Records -
□ □ □ □
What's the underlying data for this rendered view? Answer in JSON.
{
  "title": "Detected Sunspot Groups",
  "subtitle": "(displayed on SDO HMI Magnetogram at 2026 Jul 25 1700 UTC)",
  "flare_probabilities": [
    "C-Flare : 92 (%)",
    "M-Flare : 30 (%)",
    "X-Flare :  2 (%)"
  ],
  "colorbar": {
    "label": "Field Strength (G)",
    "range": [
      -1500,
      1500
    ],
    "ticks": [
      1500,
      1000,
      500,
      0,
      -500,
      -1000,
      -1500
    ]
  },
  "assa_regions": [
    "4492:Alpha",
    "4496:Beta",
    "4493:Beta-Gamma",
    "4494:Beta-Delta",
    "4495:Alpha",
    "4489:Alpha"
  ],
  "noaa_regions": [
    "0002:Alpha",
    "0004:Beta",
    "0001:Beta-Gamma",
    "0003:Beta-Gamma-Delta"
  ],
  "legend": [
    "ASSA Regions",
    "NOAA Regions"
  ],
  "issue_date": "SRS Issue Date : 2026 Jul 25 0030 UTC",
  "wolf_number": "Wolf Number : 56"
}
□ □ □ □
Directive - All of the material above needs to be retyped word for word.

Complete response -
What's the underlying data for this rendered view? Answer in JSON.
{
  "title": "Detected Sunspot Groups",
  "subtitle": "(displayed on SDO HMI Magnetogram at 2026 Jul 25 1700 UTC)",
  "flare_probabilities": [
    "C-Flare : 92 (%)",
    "M-Flare : 30 (%)",
    "X-Flare :  2 (%)"
  ],
  "colorbar": {
    "label": "Field Strength (G)",
    "range": [
      -1500,
      1500
    ],
    "ticks": [
      1500,
      1000,
      500,
      0,
      -500,
      -1000,
      -1500
    ]
  },
  "assa_regions": [
    "4492:Alpha",
    "4496:Beta",
    "4493:Beta-Gamma",
    "4494:Beta-Delta",
    "4495:Alpha",
    "4489:Alpha"
  ],
  "noaa_regions": [
    "0002:Alpha",
    "0004:Beta",
    "0001:Beta-Gamma",
    "0003:Beta-Gamma-Delta"
  ],
  "legend": [
    "ASSA Regions",
    "NOAA Regions"
  ],
  "issue_date": "SRS Issue Date : 2026 Jul 25 0030 UTC",
  "wolf_number": "Wolf Number : 56"
}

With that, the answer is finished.